╭─ Data extract
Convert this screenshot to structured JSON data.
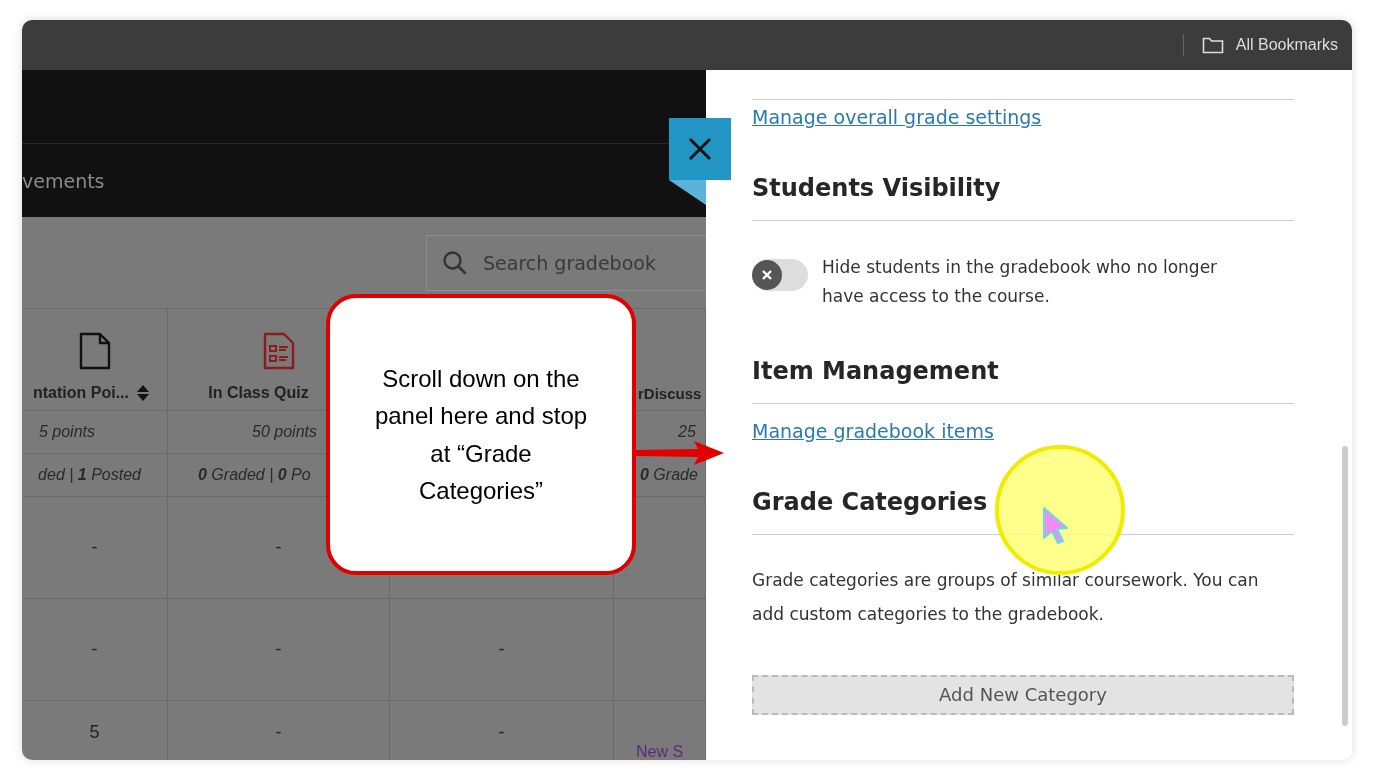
{
  "browser_bar": {
    "bookmarks_label": "All Bookmarks"
  },
  "gradebook": {
    "nav_item": "vements",
    "search": {
      "placeholder": "Search gradebook"
    },
    "columns": [
      {
        "kind": "document",
        "header": "ntation Poi...",
        "sortable": true,
        "points": "5 points",
        "status": "ded | **1** Posted"
      },
      {
        "kind": "quiz",
        "header": "In Class Quiz",
        "sortable": false,
        "points": "50 points",
        "status": "**0** Graded | **0** Po"
      },
      {
        "kind": "covered"
      },
      {
        "kind": "plain",
        "header": "rDiscuss",
        "sortable": false,
        "points": "25",
        "status": "**0** Grade"
      }
    ],
    "rows": [
      {
        "cells": [
          {
            "kind": "text",
            "text": "-"
          },
          {
            "kind": "text",
            "text": "-"
          }
        ]
      },
      {
        "cells": [
          {
            "kind": "text",
            "text": "-"
          },
          {
            "kind": "text",
            "text": "-"
          },
          {
            "kind": "text",
            "text": "-"
          }
        ]
      },
      {
        "cells": [
          {
            "kind": "text",
            "text": "5"
          },
          {
            "kind": "text",
            "text": "-"
          },
          {
            "kind": "text",
            "text": "-"
          },
          {
            "kind": "link",
            "text": "New S"
          }
        ]
      }
    ]
  },
  "panel": {
    "sections": [
      {
        "kind": "link",
        "text": "Manage overall grade settings"
      },
      {
        "kind": "heading",
        "text": "Students Visibility"
      },
      {
        "kind": "toggle",
        "on": false,
        "text": "Hide students in the gradebook who no longer have access to the course."
      },
      {
        "kind": "heading",
        "text": "Item Management"
      },
      {
        "kind": "link",
        "text": "Manage gradebook items"
      },
      {
        "kind": "heading",
        "text": "Grade Categories"
      },
      {
        "kind": "paragraph",
        "text": "Grade categories are groups of similar coursework. You can add custom categories to the gradebook."
      },
      {
        "kind": "button",
        "text": "Add New Category"
      }
    ]
  },
  "callout": {
    "text": "Scroll down on the panel here and stop at “Grade Categories”"
  }
}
╰─
__Task details__
Output every entry word for word, but omit the pictures.

__Exercise output__
Convert this screenshot to structured JSON data.
{
  "browser_bar": {
    "bookmarks_label": "All Bookmarks"
  },
  "gradebook": {
    "nav_item": "vements",
    "search": {
      "placeholder": "Search gradebook"
    },
    "columns": [
      {
        "kind": "document",
        "header": "ntation Poi...",
        "sortable": true,
        "points": "5 points",
        "status": "ded | **1** Posted"
      },
      {
        "kind": "quiz",
        "header": "In Class Quiz",
        "sortable": false,
        "points": "50 points",
        "status": "**0** Graded | **0** Po"
      },
      {
        "kind": "covered"
      },
      {
        "kind": "plain",
        "header": "rDiscuss",
        "sortable": false,
        "points": "25",
        "status": "**0** Grade"
      }
    ],
    "rows": [
      {
        "cells": [
          {
            "kind": "text",
            "text": "-"
          },
          {
            "kind": "text",
            "text": "-"
          }
        ]
      },
      {
        "cells": [
          {
            "kind": "text",
            "text": "-"
          },
          {
            "kind": "text",
            "text": "-"
          },
          {
            "kind": "text",
            "text": "-"
          }
        ]
      },
      {
        "cells": [
          {
            "kind": "text",
            "text": "5"
          },
          {
            "kind": "text",
            "text": "-"
          },
          {
            "kind": "text",
            "text": "-"
          },
          {
            "kind": "link",
            "text": "New S"
          }
        ]
      }
    ]
  },
  "panel": {
    "sections": [
      {
        "kind": "link",
        "text": "Manage overall grade settings"
      },
      {
        "kind": "heading",
        "text": "Students Visibility"
      },
      {
        "kind": "toggle",
        "on": false,
        "text": "Hide students in the gradebook who no longer have access to the course."
      },
      {
        "kind": "heading",
        "text": "Item Management"
      },
      {
        "kind": "link",
        "text": "Manage gradebook items"
      },
      {
        "kind": "heading",
        "text": "Grade Categories"
      },
      {
        "kind": "paragraph",
        "text": "Grade categories are groups of similar coursework. You can add custom categories to the gradebook."
      },
      {
        "kind": "button",
        "text": "Add New Category"
      }
    ]
  },
  "callout": {
    "text": "Scroll down on the panel here and stop at “Grade Categories”"
  }
}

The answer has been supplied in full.